◆ Records to use:
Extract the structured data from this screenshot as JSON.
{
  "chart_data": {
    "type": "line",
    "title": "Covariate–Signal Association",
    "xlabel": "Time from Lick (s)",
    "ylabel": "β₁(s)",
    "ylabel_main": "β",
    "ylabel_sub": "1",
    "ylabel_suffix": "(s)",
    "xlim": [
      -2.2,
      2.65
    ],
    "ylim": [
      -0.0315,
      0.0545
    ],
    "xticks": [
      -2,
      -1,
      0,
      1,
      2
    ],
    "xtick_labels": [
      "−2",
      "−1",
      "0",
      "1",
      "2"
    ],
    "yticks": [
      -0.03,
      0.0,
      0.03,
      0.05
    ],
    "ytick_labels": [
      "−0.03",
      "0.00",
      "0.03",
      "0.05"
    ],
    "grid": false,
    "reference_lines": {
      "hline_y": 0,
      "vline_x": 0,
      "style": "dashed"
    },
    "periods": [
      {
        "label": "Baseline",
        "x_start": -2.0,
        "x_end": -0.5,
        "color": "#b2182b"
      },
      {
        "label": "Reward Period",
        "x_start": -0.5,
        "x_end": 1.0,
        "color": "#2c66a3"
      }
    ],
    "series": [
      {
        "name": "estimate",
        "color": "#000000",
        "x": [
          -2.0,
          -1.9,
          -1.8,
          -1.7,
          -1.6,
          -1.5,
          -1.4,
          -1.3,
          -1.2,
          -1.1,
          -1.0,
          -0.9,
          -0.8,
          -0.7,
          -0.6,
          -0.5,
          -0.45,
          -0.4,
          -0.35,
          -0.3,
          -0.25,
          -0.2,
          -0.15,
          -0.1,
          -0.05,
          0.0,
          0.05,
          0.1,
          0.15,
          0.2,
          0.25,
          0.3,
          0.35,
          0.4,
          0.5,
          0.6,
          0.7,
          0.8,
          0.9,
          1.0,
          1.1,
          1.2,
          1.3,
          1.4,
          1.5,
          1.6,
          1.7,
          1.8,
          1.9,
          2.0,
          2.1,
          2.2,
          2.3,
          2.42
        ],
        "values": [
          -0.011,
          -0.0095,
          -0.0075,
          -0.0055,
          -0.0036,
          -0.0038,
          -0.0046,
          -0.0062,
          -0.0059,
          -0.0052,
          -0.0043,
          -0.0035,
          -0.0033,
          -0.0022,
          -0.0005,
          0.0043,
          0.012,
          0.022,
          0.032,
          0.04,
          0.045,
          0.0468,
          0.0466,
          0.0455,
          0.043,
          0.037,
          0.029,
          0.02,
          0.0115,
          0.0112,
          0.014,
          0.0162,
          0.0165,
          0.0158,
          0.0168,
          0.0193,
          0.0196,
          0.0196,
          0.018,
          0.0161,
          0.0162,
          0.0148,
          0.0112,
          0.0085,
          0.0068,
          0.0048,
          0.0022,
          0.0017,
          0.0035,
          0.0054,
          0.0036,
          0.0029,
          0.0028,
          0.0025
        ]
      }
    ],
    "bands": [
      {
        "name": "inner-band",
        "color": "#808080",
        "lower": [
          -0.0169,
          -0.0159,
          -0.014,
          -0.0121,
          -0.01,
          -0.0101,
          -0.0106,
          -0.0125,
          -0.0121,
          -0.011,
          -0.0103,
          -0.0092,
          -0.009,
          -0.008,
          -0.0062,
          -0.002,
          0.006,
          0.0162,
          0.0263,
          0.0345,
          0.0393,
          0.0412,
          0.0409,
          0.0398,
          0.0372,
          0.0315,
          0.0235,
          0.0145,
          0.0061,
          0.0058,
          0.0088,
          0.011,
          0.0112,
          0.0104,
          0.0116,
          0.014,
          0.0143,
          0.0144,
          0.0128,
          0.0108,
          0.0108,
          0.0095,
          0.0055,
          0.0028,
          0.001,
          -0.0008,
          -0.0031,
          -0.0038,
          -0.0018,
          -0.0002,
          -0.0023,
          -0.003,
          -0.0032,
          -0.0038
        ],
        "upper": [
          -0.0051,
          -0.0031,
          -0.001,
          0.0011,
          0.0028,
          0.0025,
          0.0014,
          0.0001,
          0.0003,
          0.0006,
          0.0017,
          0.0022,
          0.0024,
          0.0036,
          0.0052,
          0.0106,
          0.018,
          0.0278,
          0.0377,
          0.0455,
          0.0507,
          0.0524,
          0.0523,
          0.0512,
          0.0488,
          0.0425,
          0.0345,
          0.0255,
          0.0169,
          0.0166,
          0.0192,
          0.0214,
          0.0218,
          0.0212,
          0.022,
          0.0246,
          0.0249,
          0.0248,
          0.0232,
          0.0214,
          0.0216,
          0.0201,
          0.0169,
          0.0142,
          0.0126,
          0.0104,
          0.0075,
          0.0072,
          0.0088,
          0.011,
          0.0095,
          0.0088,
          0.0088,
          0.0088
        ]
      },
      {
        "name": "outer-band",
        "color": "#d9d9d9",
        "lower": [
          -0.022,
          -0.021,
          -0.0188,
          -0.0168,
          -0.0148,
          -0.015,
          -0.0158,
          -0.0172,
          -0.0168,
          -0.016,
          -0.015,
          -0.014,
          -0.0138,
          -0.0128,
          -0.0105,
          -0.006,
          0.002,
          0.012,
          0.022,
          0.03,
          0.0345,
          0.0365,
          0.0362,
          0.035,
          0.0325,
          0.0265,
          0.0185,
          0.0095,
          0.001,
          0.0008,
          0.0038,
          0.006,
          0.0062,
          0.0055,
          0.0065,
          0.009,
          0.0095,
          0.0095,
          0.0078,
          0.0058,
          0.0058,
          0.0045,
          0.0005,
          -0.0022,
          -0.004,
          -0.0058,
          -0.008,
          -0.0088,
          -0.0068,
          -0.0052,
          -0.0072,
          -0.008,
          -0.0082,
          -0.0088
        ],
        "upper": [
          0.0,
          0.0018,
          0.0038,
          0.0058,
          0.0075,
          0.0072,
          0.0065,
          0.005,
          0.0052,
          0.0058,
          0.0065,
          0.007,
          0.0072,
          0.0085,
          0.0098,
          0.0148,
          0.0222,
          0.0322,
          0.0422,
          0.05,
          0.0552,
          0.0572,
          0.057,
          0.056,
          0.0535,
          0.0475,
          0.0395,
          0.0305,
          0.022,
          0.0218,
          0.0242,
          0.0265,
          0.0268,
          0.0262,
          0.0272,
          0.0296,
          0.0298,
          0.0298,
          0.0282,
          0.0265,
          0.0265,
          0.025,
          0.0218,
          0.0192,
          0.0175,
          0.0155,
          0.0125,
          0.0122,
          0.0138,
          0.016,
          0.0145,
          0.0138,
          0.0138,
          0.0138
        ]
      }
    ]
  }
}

◆ Task to carry out: Go through the listing above and restate it word for word.

◆ Reply:
Extract the structured data from this screenshot as JSON.
{
  "chart_data": {
    "type": "line",
    "title": "Covariate–Signal Association",
    "xlabel": "Time from Lick (s)",
    "ylabel": "β₁(s)",
    "ylabel_main": "β",
    "ylabel_sub": "1",
    "ylabel_suffix": "(s)",
    "xlim": [
      -2.2,
      2.65
    ],
    "ylim": [
      -0.0315,
      0.0545
    ],
    "xticks": [
      -2,
      -1,
      0,
      1,
      2
    ],
    "xtick_labels": [
      "−2",
      "−1",
      "0",
      "1",
      "2"
    ],
    "yticks": [
      -0.03,
      0.0,
      0.03,
      0.05
    ],
    "ytick_labels": [
      "−0.03",
      "0.00",
      "0.03",
      "0.05"
    ],
    "grid": false,
    "reference_lines": {
      "hline_y": 0,
      "vline_x": 0,
      "style": "dashed"
    },
    "periods": [
      {
        "label": "Baseline",
        "x_start": -2.0,
        "x_end": -0.5,
        "color": "#b2182b"
      },
      {
        "label": "Reward Period",
        "x_start": -0.5,
        "x_end": 1.0,
        "color": "#2c66a3"
      }
    ],
    "series": [
      {
        "name": "estimate",
        "color": "#000000",
        "x": [
          -2.0,
          -1.9,
          -1.8,
          -1.7,
          -1.6,
          -1.5,
          -1.4,
          -1.3,
          -1.2,
          -1.1,
          -1.0,
          -0.9,
          -0.8,
          -0.7,
          -0.6,
          -0.5,
          -0.45,
          -0.4,
          -0.35,
          -0.3,
          -0.25,
          -0.2,
          -0.15,
          -0.1,
          -0.05,
          0.0,
          0.05,
          0.1,
          0.15,
          0.2,
          0.25,
          0.3,
          0.35,
          0.4,
          0.5,
          0.6,
          0.7,
          0.8,
          0.9,
          1.0,
          1.1,
          1.2,
          1.3,
          1.4,
          1.5,
          1.6,
          1.7,
          1.8,
          1.9,
          2.0,
          2.1,
          2.2,
          2.3,
          2.42
        ],
        "values": [
          -0.011,
          -0.0095,
          -0.0075,
          -0.0055,
          -0.0036,
          -0.0038,
          -0.0046,
          -0.0062,
          -0.0059,
          -0.0052,
          -0.0043,
          -0.0035,
          -0.0033,
          -0.0022,
          -0.0005,
          0.0043,
          0.012,
          0.022,
          0.032,
          0.04,
          0.045,
          0.0468,
          0.0466,
          0.0455,
          0.043,
          0.037,
          0.029,
          0.02,
          0.0115,
          0.0112,
          0.014,
          0.0162,
          0.0165,
          0.0158,
          0.0168,
          0.0193,
          0.0196,
          0.0196,
          0.018,
          0.0161,
          0.0162,
          0.0148,
          0.0112,
          0.0085,
          0.0068,
          0.0048,
          0.0022,
          0.0017,
          0.0035,
          0.0054,
          0.0036,
          0.0029,
          0.0028,
          0.0025
        ]
      }
    ],
    "bands": [
      {
        "name": "inner-band",
        "color": "#808080",
        "lower": [
          -0.0169,
          -0.0159,
          -0.014,
          -0.0121,
          -0.01,
          -0.0101,
          -0.0106,
          -0.0125,
          -0.0121,
          -0.011,
          -0.0103,
          -0.0092,
          -0.009,
          -0.008,
          -0.0062,
          -0.002,
          0.006,
          0.0162,
          0.0263,
          0.0345,
          0.0393,
          0.0412,
          0.0409,
          0.0398,
          0.0372,
          0.0315,
          0.0235,
          0.0145,
          0.0061,
          0.0058,
          0.0088,
          0.011,
          0.0112,
          0.0104,
          0.0116,
          0.014,
          0.0143,
          0.0144,
          0.0128,
          0.0108,
          0.0108,
          0.0095,
          0.0055,
          0.0028,
          0.001,
          -0.0008,
          -0.0031,
          -0.0038,
          -0.0018,
          -0.0002,
          -0.0023,
          -0.003,
          -0.0032,
          -0.0038
        ],
        "upper": [
          -0.0051,
          -0.0031,
          -0.001,
          0.0011,
          0.0028,
          0.0025,
          0.0014,
          0.0001,
          0.0003,
          0.0006,
          0.0017,
          0.0022,
          0.0024,
          0.0036,
          0.0052,
          0.0106,
          0.018,
          0.0278,
          0.0377,
          0.0455,
          0.0507,
          0.0524,
          0.0523,
          0.0512,
          0.0488,
          0.0425,
          0.0345,
          0.0255,
          0.0169,
          0.0166,
          0.0192,
          0.0214,
          0.0218,
          0.0212,
          0.022,
          0.0246,
          0.0249,
          0.0248,
          0.0232,
          0.0214,
          0.0216,
          0.0201,
          0.0169,
          0.0142,
          0.0126,
          0.0104,
          0.0075,
          0.0072,
          0.0088,
          0.011,
          0.0095,
          0.0088,
          0.0088,
          0.0088
        ]
      },
      {
        "name": "outer-band",
        "color": "#d9d9d9",
        "lower": [
          -0.022,
          -0.021,
          -0.0188,
          -0.0168,
          -0.0148,
          -0.015,
          -0.0158,
          -0.0172,
          -0.0168,
          -0.016,
          -0.015,
          -0.014,
          -0.0138,
          -0.0128,
          -0.0105,
          -0.006,
          0.002,
          0.012,
          0.022,
          0.03,
          0.0345,
          0.0365,
          0.0362,
          0.035,
          0.0325,
          0.0265,
          0.0185,
          0.0095,
          0.001,
          0.0008,
          0.0038,
          0.006,
          0.0062,
          0.0055,
          0.0065,
          0.009,
          0.0095,
          0.0095,
          0.0078,
          0.0058,
          0.0058,
          0.0045,
          0.0005,
          -0.0022,
          -0.004,
          -0.0058,
          -0.008,
          -0.0088,
          -0.0068,
          -0.0052,
          -0.0072,
          -0.008,
          -0.0082,
          -0.0088
        ],
        "upper": [
          0.0,
          0.0018,
          0.0038,
          0.0058,
          0.0075,
          0.0072,
          0.0065,
          0.005,
          0.0052,
          0.0058,
          0.0065,
          0.007,
          0.0072,
          0.0085,
          0.0098,
          0.0148,
          0.0222,
          0.0322,
          0.0422,
          0.05,
          0.0552,
          0.0572,
          0.057,
          0.056,
          0.0535,
          0.0475,
          0.0395,
          0.0305,
          0.022,
          0.0218,
          0.0242,
          0.0265,
          0.0268,
          0.0262,
          0.0272,
          0.0296,
          0.0298,
          0.0298,
          0.0282,
          0.0265,
          0.0265,
          0.025,
          0.0218,
          0.0192,
          0.0175,
          0.0155,
          0.0125,
          0.0122,
          0.0138,
          0.016,
          0.0145,
          0.0138,
          0.0138,
          0.0138
        ]
      }
    ]
  }
}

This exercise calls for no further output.